(Data listing)
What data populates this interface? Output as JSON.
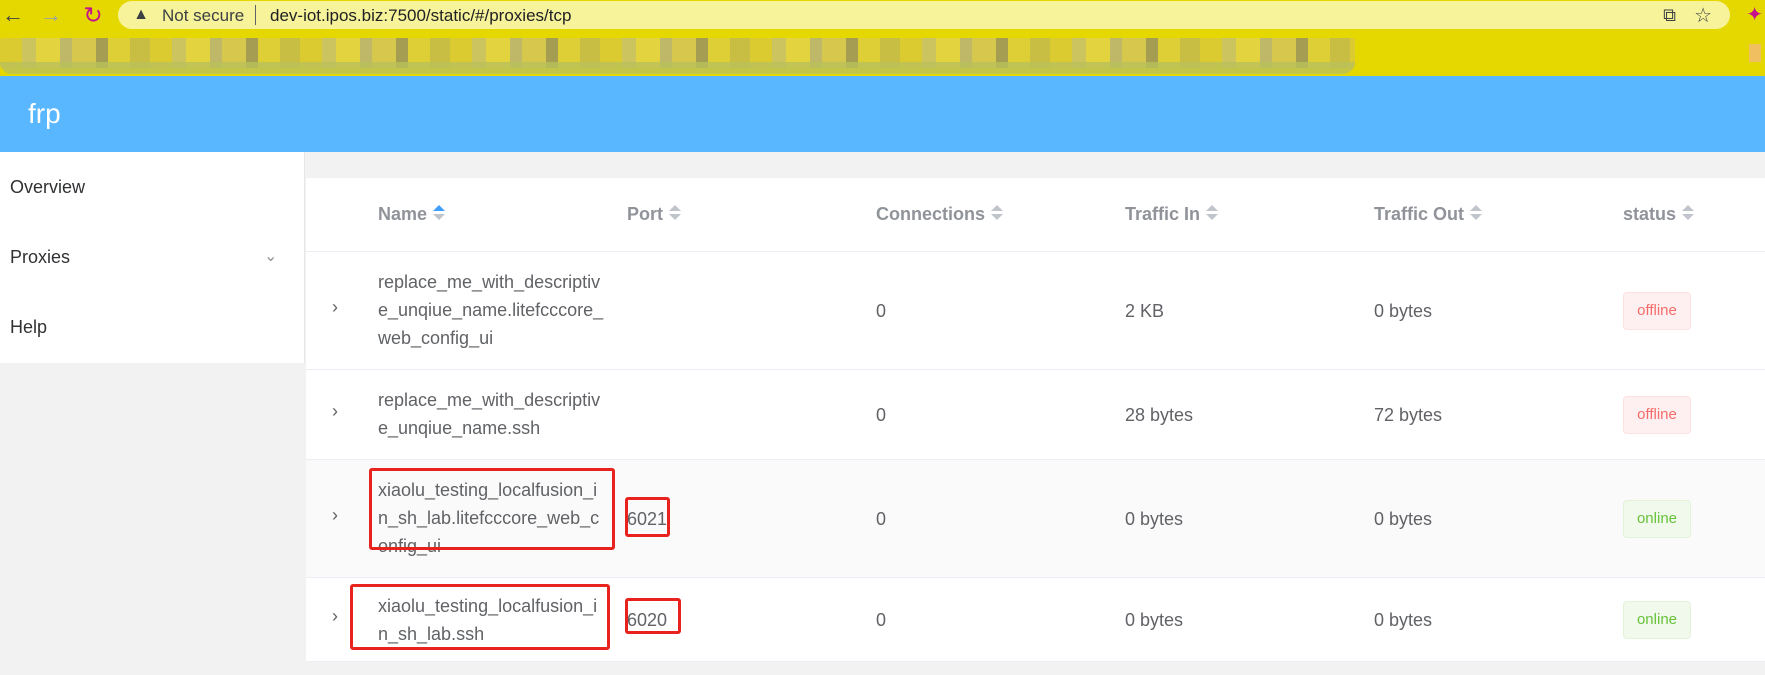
{
  "browser": {
    "not_secure": "Not secure",
    "url": "dev-iot.ipos.biz:7500/static/#/proxies/tcp"
  },
  "app": {
    "brand": "frp",
    "header_color": "#58b7ff"
  },
  "sidebar": {
    "items": [
      {
        "label": "Overview"
      },
      {
        "label": "Proxies"
      },
      {
        "label": "Help"
      }
    ]
  },
  "table": {
    "columns": [
      "Name",
      "Port",
      "Connections",
      "Traffic In",
      "Traffic Out",
      "status"
    ],
    "sorted_column": "Name",
    "rows": [
      {
        "name": "replace_me_with_descriptive_unqiue_name.litefcccore_web_config_ui",
        "port": "",
        "connections": "0",
        "traffic_in": "2 KB",
        "traffic_out": "0 bytes",
        "status": "offline"
      },
      {
        "name": "replace_me_with_descriptive_unqiue_name.ssh",
        "port": "",
        "connections": "0",
        "traffic_in": "28 bytes",
        "traffic_out": "72 bytes",
        "status": "offline"
      },
      {
        "name": "xiaolu_testing_localfusion_in_sh_lab.litefcccore_web_config_ui",
        "port": "6021",
        "connections": "0",
        "traffic_in": "0 bytes",
        "traffic_out": "0 bytes",
        "status": "online"
      },
      {
        "name": "xiaolu_testing_localfusion_in_sh_lab.ssh",
        "port": "6020",
        "connections": "0",
        "traffic_in": "0 bytes",
        "traffic_out": "0 bytes",
        "status": "online"
      }
    ]
  },
  "colors": {
    "offline": "#f56c6c",
    "online": "#67c23a",
    "highlight": "#e8231d"
  }
}
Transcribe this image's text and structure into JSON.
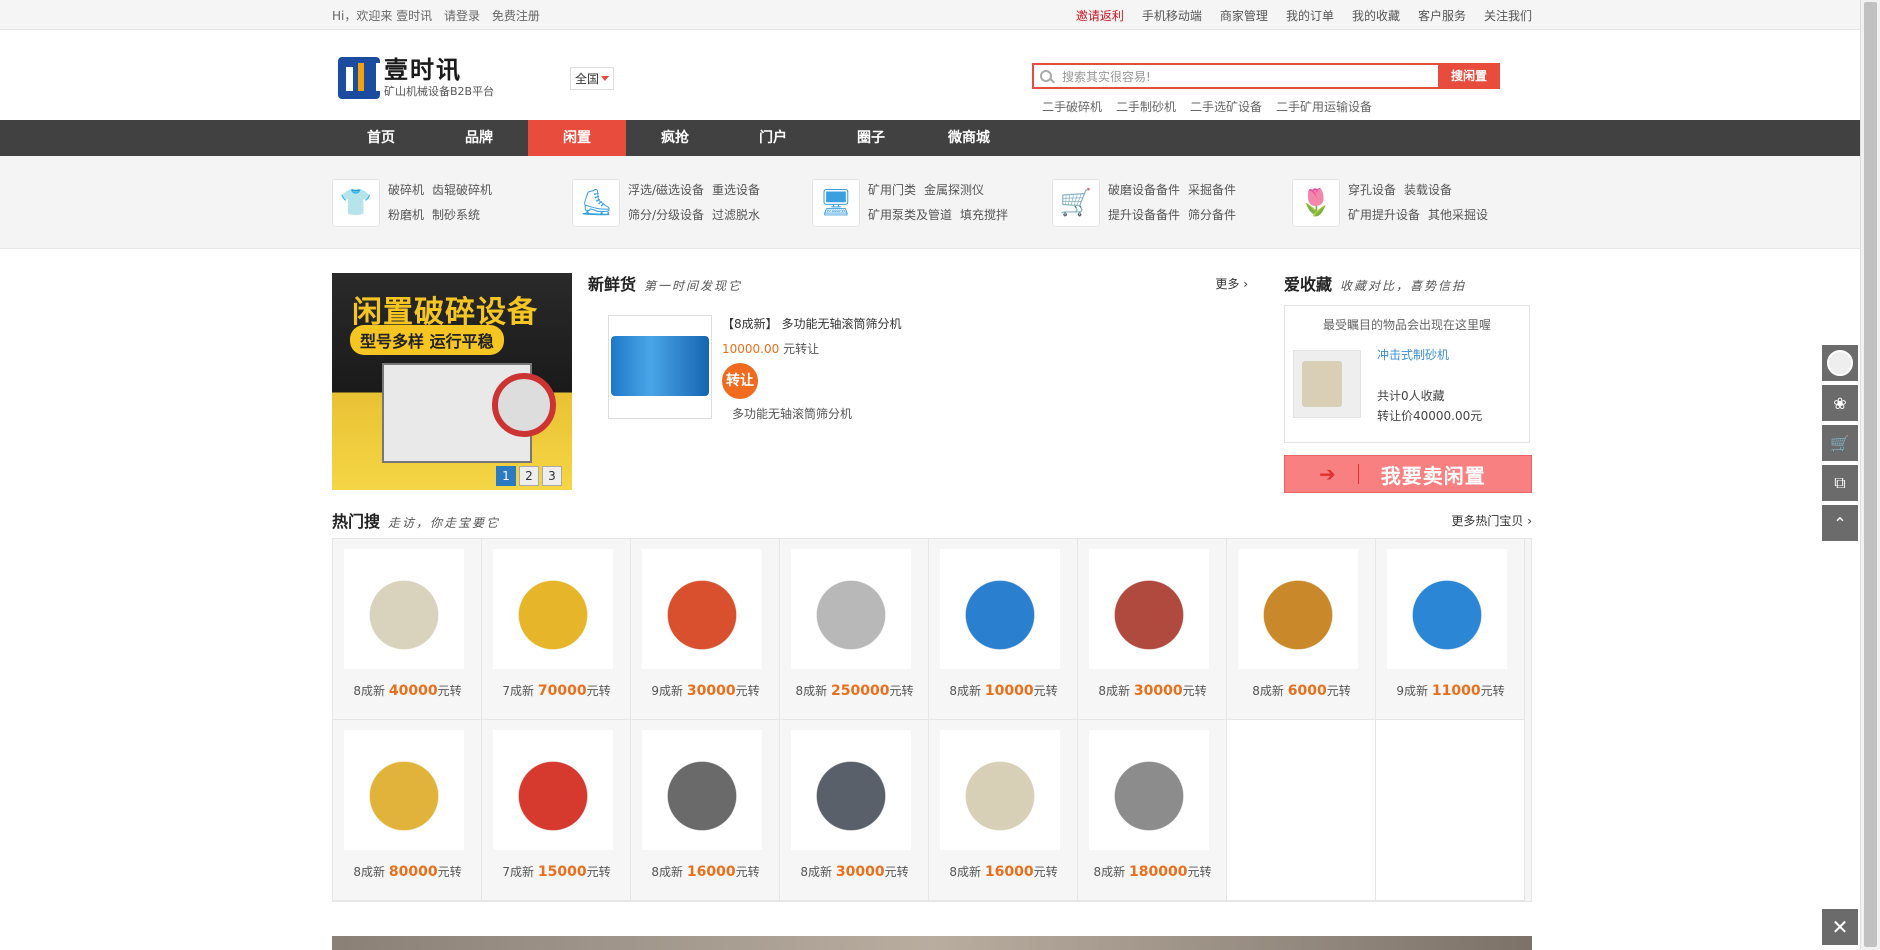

What is asked:
Every entry above needs to be retyped exactly; drop the pictures.

Problem solution:
What data populates this interface? Output as JSON.
{
  "browser": {
    "not_secure": "Not secure",
    "url": "dev-iot.ipos.biz:7500/static/#/proxies/tcp"
  },
  "app": {
    "brand": "frp",
    "header_color": "#58b7ff"
  },
  "sidebar": {
    "items": [
      {
        "label": "Overview"
      },
      {
        "label": "Proxies"
      },
      {
        "label": "Help"
      }
    ]
  },
  "table": {
    "columns": [
      "Name",
      "Port",
      "Connections",
      "Traffic In",
      "Traffic Out",
      "status"
    ],
    "sorted_column": "Name",
    "rows": [
      {
        "name": "replace_me_with_descriptive_unqiue_name.litefcccore_web_config_ui",
        "port": "",
        "connections": "0",
        "traffic_in": "2 KB",
        "traffic_out": "0 bytes",
        "status": "offline"
      },
      {
        "name": "replace_me_with_descriptive_unqiue_name.ssh",
        "port": "",
        "connections": "0",
        "traffic_in": "28 bytes",
        "traffic_out": "72 bytes",
        "status": "offline"
      },
      {
        "name": "xiaolu_testing_localfusion_in_sh_lab.litefcccore_web_config_ui",
        "port": "6021",
        "connections": "0",
        "traffic_in": "0 bytes",
        "traffic_out": "0 bytes",
        "status": "online"
      },
      {
        "name": "xiaolu_testing_localfusion_in_sh_lab.ssh",
        "port": "6020",
        "connections": "0",
        "traffic_in": "0 bytes",
        "traffic_out": "0 bytes",
        "status": "online"
      }
    ]
  },
  "colors": {
    "offline": "#f56c6c",
    "online": "#67c23a",
    "highlight": "#e8231d"
  }
}
Transcribe this image's text and structure into JSON.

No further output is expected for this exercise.